In a dimly lit classroom, students hunch over laptops, watching YouTube videos on repeat as they try to translate song lyrics into sign language.
One girl calls over Rosine Niyoyishura to help her choose between different meanings of the word “fight.” Then Niyoyishura moves to a boy, who is having a hard time concentrating. She tries a different song.
“Do you like this one?” she asks. “Let’s practice it.”
Niyoyishura is just a junior at Dr. Martin Luther King Jr. Early College in far northeast Denver, but several days a week, she works as a paraprofessional in a middle school classroom that includes typical students and those with disabilities. She’s part of Denver’s EdConnect program, designed to give students a head start on a teaching career with the hope that they become educators in the communities that raised them.
EdConnect is just one example of the “grow your own” approach that school districts and states are using as they try to fill a gaping teacher shortage. The appeal of this approach is significant: Diverse school districts get teachers that better reflect their students, in terms of race, language, and lived experiences. Rural school districts get teachers with deep roots in the community who will be less tempted to leave. Potential educators get a better sense of whether they actually like the work, and they get financial assistance to finish their education and student teaching.
In recent years, Colorado has invested in a host of “grow your own” teacher programs, offering fellowships and stipends to rural teachers and creating new opportunities for student teachers in districts across the state. But some programs have been sparsely utilized, even as others don’t have the resources to meet demand.
A rural fellowship was supposed to provide $10,000 stipends to as many as 100 student teachers a year. But just 12 students qualified in the first year and 18 in the next. Another program that gives teachers their own classroom in the final year of their training program has licensed just three teachers, with three more pending. Meanwhile, a different stipend for rural educators has twice as many applicants as awards.

**Work to do**
(a) In the article on "grow your own" teacher programs, why do rural school districts find the approach appealing? Answer in one to three sentences.
(b) Revise the article on "grow your own" teacher programs by rewriting everything from "One girl calls" down to "a different song.", with "student" in place of "boy".

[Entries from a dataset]
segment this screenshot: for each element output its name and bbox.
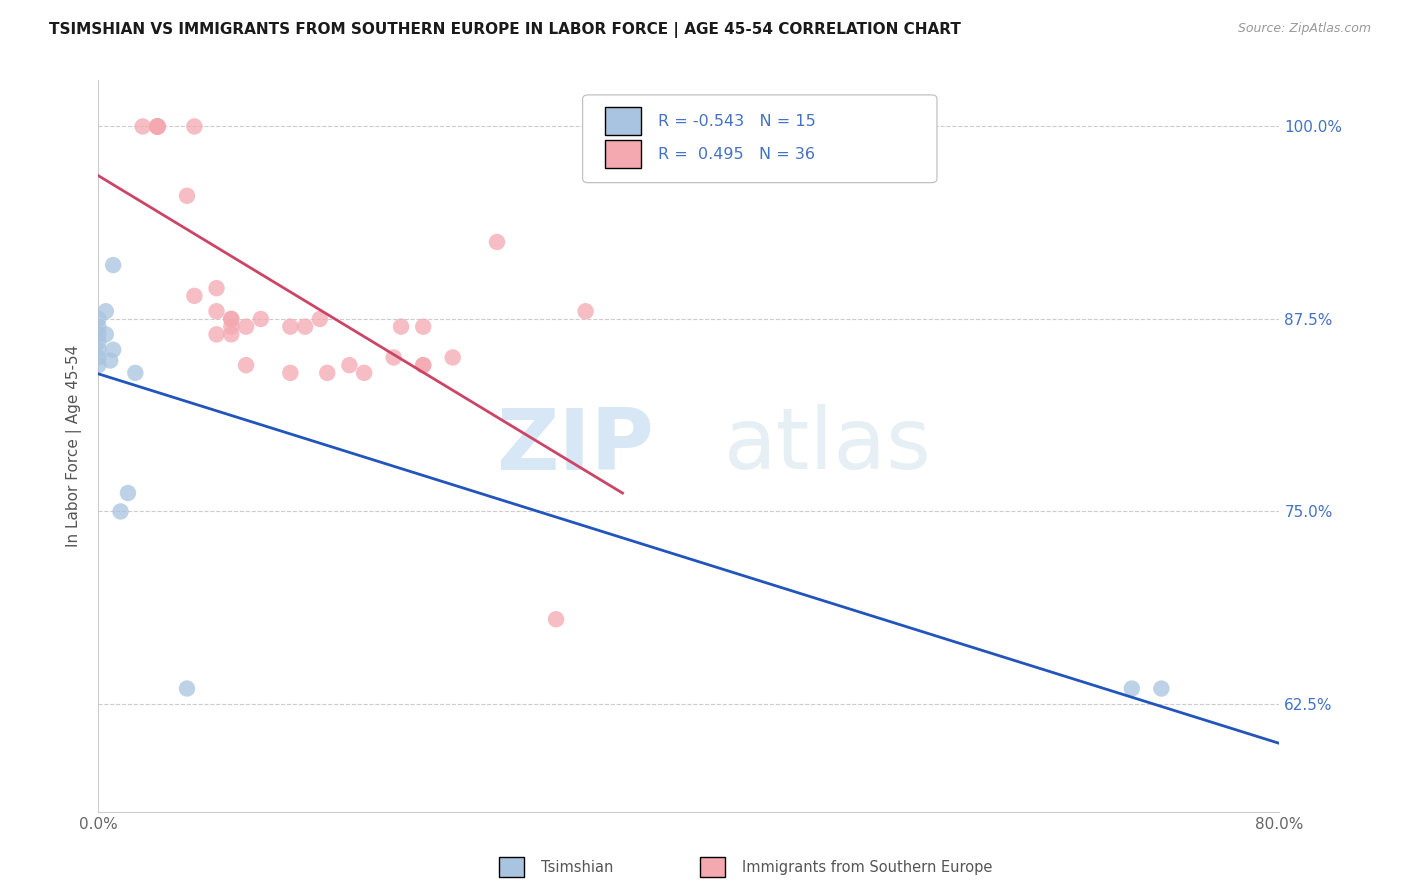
Point: [132, 120, 155, 134]
Text: R = -0.543   N = 15: R = -0.543 N = 15: [658, 114, 815, 128]
Point: [94, 304, 117, 318]
Point: [280, 319, 302, 334]
Y-axis label: In Labor Force | Age 45-54: In Labor Force | Age 45-54: [66, 345, 83, 547]
Point: [94, 327, 117, 342]
Point: [117, 486, 139, 500]
Text: R =  0.495   N = 36: R = 0.495 N = 36: [658, 146, 815, 161]
Point: [339, 358, 361, 372]
Point: [309, 312, 332, 326]
Point: [87, 351, 110, 365]
Point: [575, 304, 598, 318]
Point: [280, 366, 302, 380]
Point: [146, 120, 169, 134]
Point: [98, 353, 121, 368]
Text: atlas: atlas: [724, 404, 932, 488]
Point: [87, 312, 110, 326]
Point: [412, 358, 434, 372]
Point: [382, 351, 405, 365]
Point: [146, 120, 169, 134]
Point: [316, 366, 339, 380]
Point: [146, 120, 169, 134]
Point: [486, 235, 509, 249]
FancyBboxPatch shape: [499, 857, 524, 877]
Point: [176, 681, 198, 696]
Point: [103, 343, 125, 357]
Point: [221, 319, 243, 334]
Point: [146, 120, 169, 134]
Point: [1121, 681, 1143, 696]
Point: [353, 366, 375, 380]
Point: [221, 312, 243, 326]
Point: [412, 319, 434, 334]
Point: [183, 120, 205, 134]
Point: [124, 366, 146, 380]
Text: Source: ZipAtlas.com: Source: ZipAtlas.com: [1237, 22, 1371, 36]
Point: [87, 327, 110, 342]
FancyBboxPatch shape: [605, 140, 641, 168]
Point: [441, 351, 464, 365]
Text: ZIP: ZIP: [496, 404, 654, 488]
Point: [1150, 681, 1173, 696]
Point: [235, 319, 257, 334]
Point: [221, 327, 243, 342]
Text: Immigrants from Southern Europe: Immigrants from Southern Europe: [742, 860, 993, 874]
Point: [176, 188, 198, 202]
Point: [87, 343, 110, 357]
Point: [87, 319, 110, 334]
FancyBboxPatch shape: [700, 857, 725, 877]
Point: [235, 358, 257, 372]
Point: [110, 504, 132, 518]
FancyBboxPatch shape: [605, 107, 641, 135]
Point: [103, 258, 125, 272]
Point: [221, 312, 243, 326]
Point: [87, 334, 110, 349]
Point: [389, 319, 412, 334]
Point: [205, 281, 228, 295]
Text: Tsimshian: Tsimshian: [541, 860, 613, 874]
Point: [205, 327, 228, 342]
Text: TSIMSHIAN VS IMMIGRANTS FROM SOUTHERN EUROPE IN LABOR FORCE | AGE 45-54 CORRELAT: TSIMSHIAN VS IMMIGRANTS FROM SOUTHERN EU…: [49, 22, 962, 38]
Point: [546, 612, 568, 626]
Point: [87, 358, 110, 372]
Point: [294, 319, 316, 334]
Point: [146, 120, 169, 134]
Point: [183, 289, 205, 303]
FancyBboxPatch shape: [582, 95, 936, 183]
Point: [146, 120, 169, 134]
Point: [205, 304, 228, 318]
Point: [412, 358, 434, 372]
Point: [250, 312, 273, 326]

**Response list**
(a) Rural school districts get teachers who have deep roots in the community, and those teachers will be less tempted to leave.

(b)
One girl calls over Rosine Niyoyishura to help her choose between different meanings of the word “fight.” Then Niyoyishura moves to a student, who is having a hard time concentrating. She tries a different song.